#### What to do
Lay out the listing as a Markdown table with the columns Row and Entry, starting with its first line and going on through the line that contains "grid-cell-r14c6 — [150, 537, 179, 566]". Number each line in the Row column and skip any blank lines.

□ □ □ □ □ □ □

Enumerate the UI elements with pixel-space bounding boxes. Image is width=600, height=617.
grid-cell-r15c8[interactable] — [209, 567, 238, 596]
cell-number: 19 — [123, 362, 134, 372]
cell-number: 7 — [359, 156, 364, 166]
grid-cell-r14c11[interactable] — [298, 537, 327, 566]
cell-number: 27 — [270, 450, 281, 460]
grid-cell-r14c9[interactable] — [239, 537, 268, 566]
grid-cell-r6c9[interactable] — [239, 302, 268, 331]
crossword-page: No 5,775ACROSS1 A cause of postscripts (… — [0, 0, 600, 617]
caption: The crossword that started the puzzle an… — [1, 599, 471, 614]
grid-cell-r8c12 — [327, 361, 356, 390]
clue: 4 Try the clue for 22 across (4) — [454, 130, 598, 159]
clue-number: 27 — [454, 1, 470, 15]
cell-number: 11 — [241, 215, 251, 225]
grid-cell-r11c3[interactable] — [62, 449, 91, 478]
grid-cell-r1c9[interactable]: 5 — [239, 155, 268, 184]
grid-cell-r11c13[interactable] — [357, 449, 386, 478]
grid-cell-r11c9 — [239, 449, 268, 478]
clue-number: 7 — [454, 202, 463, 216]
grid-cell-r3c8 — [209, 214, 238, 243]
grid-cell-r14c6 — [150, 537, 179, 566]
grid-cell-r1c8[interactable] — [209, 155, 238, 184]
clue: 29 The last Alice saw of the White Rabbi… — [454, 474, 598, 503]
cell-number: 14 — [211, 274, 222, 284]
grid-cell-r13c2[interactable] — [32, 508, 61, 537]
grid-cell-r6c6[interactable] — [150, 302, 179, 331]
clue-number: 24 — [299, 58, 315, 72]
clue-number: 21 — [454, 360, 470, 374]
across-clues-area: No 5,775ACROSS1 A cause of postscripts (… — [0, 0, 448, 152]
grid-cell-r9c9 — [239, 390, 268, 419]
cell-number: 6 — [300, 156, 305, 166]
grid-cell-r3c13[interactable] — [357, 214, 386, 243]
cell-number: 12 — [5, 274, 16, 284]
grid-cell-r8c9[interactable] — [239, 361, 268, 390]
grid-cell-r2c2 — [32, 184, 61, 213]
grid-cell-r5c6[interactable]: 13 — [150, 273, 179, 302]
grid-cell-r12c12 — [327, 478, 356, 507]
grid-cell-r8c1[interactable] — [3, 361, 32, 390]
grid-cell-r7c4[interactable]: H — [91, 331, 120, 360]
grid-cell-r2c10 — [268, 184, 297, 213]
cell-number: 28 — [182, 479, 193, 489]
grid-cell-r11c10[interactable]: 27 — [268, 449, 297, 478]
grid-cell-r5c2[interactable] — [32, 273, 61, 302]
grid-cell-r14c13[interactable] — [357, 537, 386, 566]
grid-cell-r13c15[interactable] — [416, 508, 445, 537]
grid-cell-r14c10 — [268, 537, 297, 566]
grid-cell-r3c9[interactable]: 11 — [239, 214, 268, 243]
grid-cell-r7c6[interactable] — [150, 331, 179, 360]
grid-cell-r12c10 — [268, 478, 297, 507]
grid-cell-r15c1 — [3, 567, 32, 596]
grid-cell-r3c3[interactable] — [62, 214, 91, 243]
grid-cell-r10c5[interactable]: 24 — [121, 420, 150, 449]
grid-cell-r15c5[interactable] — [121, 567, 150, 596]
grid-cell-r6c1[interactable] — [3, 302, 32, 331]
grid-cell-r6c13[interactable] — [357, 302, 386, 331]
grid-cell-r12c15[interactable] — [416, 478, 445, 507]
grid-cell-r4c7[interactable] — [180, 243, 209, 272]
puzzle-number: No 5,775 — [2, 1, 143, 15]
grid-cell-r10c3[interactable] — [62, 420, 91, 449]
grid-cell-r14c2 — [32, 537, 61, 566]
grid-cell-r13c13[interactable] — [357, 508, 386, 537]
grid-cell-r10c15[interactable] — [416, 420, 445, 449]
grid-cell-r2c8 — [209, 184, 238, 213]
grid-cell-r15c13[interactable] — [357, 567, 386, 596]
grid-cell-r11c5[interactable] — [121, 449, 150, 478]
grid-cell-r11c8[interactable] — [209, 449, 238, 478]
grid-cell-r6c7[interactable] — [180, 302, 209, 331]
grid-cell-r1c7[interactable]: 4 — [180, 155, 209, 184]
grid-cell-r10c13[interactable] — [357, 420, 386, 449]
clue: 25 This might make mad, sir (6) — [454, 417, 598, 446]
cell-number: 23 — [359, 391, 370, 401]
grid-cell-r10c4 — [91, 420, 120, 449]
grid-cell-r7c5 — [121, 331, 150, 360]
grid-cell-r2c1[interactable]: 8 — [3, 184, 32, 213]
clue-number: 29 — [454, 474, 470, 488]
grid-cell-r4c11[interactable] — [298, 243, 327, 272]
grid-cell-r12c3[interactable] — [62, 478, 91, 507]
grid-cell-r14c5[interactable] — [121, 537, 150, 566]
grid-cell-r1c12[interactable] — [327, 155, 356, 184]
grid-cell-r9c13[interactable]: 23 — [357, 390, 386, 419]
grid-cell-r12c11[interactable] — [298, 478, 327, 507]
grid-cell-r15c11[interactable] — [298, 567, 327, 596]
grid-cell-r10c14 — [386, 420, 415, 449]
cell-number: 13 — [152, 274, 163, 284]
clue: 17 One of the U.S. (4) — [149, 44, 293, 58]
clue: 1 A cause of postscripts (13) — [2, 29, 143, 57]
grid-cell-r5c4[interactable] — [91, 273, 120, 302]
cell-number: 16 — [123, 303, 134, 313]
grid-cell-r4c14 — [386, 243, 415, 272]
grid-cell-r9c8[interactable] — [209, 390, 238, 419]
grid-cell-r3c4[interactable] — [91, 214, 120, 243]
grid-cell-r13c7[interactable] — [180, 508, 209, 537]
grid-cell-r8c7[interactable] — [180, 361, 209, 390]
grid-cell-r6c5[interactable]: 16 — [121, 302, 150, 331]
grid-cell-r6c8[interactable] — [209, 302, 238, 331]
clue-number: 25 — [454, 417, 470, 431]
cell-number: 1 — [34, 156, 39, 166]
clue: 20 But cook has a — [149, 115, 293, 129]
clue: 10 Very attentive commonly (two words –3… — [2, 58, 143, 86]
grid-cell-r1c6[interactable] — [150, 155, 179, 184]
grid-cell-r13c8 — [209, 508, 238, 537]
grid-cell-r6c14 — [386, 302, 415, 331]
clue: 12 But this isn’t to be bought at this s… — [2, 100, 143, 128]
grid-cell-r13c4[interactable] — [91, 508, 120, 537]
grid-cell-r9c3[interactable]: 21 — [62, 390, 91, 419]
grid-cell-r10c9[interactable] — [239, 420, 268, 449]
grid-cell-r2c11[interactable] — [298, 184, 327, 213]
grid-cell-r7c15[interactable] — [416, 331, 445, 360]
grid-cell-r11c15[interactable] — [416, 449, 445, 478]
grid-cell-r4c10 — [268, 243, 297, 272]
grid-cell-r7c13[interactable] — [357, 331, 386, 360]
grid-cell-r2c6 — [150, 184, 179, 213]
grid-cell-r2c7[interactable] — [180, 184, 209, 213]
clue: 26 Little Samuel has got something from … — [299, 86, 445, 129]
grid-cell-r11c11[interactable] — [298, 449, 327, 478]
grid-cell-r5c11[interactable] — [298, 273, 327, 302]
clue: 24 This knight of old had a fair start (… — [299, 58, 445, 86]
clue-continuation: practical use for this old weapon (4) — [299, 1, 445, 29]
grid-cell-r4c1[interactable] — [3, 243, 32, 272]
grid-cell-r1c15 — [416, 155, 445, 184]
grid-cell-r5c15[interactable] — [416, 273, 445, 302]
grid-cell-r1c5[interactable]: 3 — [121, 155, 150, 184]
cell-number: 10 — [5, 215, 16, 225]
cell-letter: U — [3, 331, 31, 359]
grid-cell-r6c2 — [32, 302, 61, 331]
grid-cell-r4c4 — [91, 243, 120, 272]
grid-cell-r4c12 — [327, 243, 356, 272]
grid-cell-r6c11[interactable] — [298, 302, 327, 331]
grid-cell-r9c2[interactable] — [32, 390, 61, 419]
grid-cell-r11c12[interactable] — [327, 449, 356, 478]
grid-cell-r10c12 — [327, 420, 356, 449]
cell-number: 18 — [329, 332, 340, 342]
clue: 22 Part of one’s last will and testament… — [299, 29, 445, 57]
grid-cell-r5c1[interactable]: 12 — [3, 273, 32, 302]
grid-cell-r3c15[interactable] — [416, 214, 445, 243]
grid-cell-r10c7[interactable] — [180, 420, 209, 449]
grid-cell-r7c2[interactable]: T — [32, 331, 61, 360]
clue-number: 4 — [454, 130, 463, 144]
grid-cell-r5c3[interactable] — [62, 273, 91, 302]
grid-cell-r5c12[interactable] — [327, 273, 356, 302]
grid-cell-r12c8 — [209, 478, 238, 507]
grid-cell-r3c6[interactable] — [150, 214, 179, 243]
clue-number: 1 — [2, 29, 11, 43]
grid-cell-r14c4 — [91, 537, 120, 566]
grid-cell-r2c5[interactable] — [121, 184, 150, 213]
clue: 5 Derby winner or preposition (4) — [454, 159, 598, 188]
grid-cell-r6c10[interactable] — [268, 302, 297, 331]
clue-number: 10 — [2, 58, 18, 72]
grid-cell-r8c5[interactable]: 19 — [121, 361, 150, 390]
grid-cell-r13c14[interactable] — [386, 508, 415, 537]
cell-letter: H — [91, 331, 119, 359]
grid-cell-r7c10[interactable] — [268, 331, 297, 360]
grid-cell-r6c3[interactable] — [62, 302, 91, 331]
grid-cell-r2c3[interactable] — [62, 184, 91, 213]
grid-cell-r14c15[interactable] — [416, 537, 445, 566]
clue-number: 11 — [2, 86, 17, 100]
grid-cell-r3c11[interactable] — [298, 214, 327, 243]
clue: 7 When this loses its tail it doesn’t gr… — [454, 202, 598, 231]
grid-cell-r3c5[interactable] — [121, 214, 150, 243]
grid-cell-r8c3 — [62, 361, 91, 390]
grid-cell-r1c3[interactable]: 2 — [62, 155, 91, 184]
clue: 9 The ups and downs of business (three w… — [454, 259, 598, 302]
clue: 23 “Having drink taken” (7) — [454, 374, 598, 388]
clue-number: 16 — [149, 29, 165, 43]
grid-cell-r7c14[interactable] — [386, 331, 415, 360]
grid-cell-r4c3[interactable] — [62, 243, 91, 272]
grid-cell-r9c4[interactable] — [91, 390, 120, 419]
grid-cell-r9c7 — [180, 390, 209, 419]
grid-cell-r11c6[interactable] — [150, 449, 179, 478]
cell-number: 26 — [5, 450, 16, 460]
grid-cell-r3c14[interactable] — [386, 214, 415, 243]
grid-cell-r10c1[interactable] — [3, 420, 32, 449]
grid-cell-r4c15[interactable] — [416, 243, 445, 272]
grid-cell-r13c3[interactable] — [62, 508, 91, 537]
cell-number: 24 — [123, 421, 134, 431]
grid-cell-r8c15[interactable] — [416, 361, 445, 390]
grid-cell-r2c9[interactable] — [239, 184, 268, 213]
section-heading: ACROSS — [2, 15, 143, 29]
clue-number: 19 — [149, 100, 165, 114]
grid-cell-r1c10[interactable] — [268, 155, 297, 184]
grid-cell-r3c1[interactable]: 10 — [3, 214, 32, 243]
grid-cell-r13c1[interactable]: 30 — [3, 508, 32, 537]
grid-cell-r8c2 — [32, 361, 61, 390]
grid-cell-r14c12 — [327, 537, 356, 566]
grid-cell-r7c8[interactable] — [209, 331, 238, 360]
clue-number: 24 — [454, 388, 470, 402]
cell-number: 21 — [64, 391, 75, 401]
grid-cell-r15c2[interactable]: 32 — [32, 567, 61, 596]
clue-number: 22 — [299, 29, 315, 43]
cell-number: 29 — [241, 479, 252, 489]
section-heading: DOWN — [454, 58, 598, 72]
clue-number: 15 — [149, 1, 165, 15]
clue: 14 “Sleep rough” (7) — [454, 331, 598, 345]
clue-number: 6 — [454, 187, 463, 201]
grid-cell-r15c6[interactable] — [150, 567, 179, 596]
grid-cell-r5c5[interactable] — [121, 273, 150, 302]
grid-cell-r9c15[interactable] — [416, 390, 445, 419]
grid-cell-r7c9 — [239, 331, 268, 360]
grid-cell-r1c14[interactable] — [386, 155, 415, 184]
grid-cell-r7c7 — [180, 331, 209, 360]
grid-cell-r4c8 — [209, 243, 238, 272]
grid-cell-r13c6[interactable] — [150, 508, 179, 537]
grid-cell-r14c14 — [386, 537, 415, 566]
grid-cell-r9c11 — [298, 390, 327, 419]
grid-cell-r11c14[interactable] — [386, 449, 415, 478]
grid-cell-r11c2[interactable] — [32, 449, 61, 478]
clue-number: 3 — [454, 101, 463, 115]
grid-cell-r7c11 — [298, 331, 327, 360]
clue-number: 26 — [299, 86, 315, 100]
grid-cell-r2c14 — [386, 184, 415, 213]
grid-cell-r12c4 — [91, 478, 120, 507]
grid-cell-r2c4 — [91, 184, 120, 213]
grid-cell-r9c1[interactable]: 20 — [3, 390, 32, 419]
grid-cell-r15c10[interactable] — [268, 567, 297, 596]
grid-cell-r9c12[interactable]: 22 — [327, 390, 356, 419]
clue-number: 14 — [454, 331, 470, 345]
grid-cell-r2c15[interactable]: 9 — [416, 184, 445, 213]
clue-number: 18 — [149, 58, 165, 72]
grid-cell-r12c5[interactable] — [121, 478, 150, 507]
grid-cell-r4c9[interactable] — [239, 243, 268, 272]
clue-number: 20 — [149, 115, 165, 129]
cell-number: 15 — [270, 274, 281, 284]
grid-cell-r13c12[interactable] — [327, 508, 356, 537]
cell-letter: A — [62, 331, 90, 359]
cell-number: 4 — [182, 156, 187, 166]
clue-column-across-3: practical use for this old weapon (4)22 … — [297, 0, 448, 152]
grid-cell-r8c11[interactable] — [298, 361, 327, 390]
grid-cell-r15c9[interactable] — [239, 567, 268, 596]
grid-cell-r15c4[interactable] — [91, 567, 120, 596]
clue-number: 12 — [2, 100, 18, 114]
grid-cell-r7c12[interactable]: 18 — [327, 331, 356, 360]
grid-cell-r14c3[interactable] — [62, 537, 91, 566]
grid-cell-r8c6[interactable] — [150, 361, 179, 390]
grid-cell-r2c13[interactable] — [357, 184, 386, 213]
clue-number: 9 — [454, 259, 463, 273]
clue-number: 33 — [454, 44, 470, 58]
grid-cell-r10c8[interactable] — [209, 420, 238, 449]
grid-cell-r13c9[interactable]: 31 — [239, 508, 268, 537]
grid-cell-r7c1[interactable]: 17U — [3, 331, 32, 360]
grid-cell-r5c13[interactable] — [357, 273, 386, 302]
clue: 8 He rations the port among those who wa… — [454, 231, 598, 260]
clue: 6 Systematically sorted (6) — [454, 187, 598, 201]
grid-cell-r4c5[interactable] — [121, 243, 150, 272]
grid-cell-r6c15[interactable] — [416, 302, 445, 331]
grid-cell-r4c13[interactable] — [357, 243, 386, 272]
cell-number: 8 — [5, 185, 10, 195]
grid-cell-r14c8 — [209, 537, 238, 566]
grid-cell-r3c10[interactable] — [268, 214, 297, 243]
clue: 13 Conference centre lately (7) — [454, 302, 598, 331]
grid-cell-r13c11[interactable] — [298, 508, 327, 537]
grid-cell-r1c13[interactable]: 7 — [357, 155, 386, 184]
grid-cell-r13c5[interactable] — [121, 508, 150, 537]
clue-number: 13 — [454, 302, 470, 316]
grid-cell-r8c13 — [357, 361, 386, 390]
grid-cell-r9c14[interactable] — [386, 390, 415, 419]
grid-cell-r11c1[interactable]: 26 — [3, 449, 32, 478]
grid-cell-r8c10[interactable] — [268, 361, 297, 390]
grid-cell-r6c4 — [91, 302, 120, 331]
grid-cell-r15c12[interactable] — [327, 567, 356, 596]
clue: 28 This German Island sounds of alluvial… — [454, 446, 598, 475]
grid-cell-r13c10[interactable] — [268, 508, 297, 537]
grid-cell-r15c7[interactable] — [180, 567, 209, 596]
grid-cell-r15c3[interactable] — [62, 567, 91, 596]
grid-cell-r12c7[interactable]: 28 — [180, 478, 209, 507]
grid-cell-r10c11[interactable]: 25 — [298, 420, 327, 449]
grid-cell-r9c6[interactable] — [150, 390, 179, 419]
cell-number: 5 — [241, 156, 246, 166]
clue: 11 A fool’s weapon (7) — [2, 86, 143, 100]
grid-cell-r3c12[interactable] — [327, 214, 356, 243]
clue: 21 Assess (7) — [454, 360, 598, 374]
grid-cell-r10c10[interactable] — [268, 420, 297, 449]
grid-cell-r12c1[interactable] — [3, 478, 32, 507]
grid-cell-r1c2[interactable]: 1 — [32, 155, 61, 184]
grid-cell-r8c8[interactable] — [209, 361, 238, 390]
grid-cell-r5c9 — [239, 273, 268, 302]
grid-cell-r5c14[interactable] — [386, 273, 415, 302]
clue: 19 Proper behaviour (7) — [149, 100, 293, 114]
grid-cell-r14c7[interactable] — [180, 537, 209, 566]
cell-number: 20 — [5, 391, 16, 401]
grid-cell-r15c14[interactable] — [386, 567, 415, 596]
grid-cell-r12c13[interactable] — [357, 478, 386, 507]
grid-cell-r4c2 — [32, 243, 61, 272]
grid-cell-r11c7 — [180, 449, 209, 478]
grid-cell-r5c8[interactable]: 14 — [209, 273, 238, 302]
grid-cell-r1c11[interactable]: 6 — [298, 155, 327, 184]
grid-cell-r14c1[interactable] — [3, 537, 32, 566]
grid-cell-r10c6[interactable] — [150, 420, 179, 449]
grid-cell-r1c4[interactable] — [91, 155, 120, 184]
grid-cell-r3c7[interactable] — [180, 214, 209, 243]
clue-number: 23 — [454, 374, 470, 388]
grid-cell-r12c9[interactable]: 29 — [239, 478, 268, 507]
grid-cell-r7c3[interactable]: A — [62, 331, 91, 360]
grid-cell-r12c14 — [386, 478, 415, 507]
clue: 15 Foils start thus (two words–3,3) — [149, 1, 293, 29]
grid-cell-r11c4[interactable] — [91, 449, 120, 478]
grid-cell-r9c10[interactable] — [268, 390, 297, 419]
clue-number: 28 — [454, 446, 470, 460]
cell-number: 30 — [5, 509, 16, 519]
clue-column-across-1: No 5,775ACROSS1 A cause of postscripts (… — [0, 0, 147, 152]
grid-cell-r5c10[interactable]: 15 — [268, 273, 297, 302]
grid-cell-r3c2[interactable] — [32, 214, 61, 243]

□ □ □ □ □ □ □

#### Exercise response
| Row | Entry |
|---|---|
| 1 | Enumerate the UI elements with pixel-space bounding boxes. Image is width=600, height=617. |
| 2 | grid-cell-r15c8[interactable] — [209, 567, 238, 596] |
| 3 | cell-number: 19 — [123, 362, 134, 372] |
| 4 | cell-number: 7 — [359, 156, 364, 166] |
| 5 | grid-cell-r14c11[interactable] — [298, 537, 327, 566] |
| 6 | cell-number: 27 — [270, 450, 281, 460] |
| 7 | grid-cell-r14c9[interactable] — [239, 537, 268, 566] |
| 8 | grid-cell-r6c9[interactable] — [239, 302, 268, 331] |
| 9 | crossword-page: No 5,775ACROSS1 A cause of postscripts (… — [0, 0, 600, 617] |
| 10 | caption: The crossword that started the puzzle an… — [1, 599, 471, 614] |
| 11 | grid-cell-r8c12 — [327, 361, 356, 390] |
| 12 | clue: 4 Try the clue for 22 across (4) — [454, 130, 598, 159] |
| 13 | clue-number: 27 — [454, 1, 470, 15] |
| 14 | cell-number: 11 — [241, 215, 251, 225] |
| 15 | grid-cell-r11c3[interactable] — [62, 449, 91, 478] |
| 16 | grid-cell-r1c9[interactable]: 5 — [239, 155, 268, 184] |
| 17 | grid-cell-r11c13[interactable] — [357, 449, 386, 478] |
| 18 | grid-cell-r11c9 — [239, 449, 268, 478] |
| 19 | clue-number: 7 — [454, 202, 463, 216] |
| 20 | grid-cell-r3c8 — [209, 214, 238, 243] |
| 21 | grid-cell-r14c6 — [150, 537, 179, 566] |